• [TASK TO COMPLETE] Omit every picture and write out the rest of the records exactly.

Records:
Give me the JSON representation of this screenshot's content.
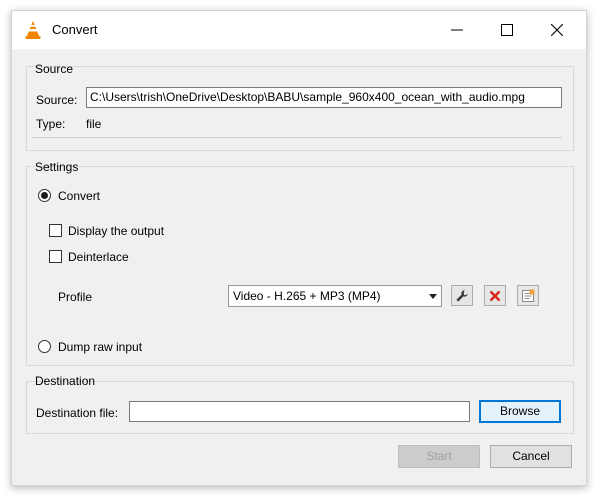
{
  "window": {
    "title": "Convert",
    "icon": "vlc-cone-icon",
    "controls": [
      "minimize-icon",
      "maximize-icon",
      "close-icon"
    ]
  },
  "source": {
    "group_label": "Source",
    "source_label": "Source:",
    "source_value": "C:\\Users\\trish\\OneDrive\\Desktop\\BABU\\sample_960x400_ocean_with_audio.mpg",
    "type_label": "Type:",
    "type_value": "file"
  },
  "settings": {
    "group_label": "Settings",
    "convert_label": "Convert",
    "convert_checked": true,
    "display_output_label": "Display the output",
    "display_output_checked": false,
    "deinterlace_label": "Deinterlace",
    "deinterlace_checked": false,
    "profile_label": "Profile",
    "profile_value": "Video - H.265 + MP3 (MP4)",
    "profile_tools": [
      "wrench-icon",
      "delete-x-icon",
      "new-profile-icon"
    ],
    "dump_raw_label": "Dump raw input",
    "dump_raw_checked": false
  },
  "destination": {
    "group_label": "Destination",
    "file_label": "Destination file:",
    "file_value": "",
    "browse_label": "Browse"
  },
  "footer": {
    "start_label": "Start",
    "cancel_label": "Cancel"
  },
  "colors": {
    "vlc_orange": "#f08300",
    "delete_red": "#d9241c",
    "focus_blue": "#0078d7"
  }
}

• [EXPECTED OUTPUT]
Give me the JSON representation of this screenshot's content.
{
  "window": {
    "title": "Convert",
    "icon": "vlc-cone-icon",
    "controls": [
      "minimize-icon",
      "maximize-icon",
      "close-icon"
    ]
  },
  "source": {
    "group_label": "Source",
    "source_label": "Source:",
    "source_value": "C:\\Users\\trish\\OneDrive\\Desktop\\BABU\\sample_960x400_ocean_with_audio.mpg",
    "type_label": "Type:",
    "type_value": "file"
  },
  "settings": {
    "group_label": "Settings",
    "convert_label": "Convert",
    "convert_checked": true,
    "display_output_label": "Display the output",
    "display_output_checked": false,
    "deinterlace_label": "Deinterlace",
    "deinterlace_checked": false,
    "profile_label": "Profile",
    "profile_value": "Video - H.265 + MP3 (MP4)",
    "profile_tools": [
      "wrench-icon",
      "delete-x-icon",
      "new-profile-icon"
    ],
    "dump_raw_label": "Dump raw input",
    "dump_raw_checked": false
  },
  "destination": {
    "group_label": "Destination",
    "file_label": "Destination file:",
    "file_value": "",
    "browse_label": "Browse"
  },
  "footer": {
    "start_label": "Start",
    "cancel_label": "Cancel"
  },
  "colors": {
    "vlc_orange": "#f08300",
    "delete_red": "#d9241c",
    "focus_blue": "#0078d7"
  }
}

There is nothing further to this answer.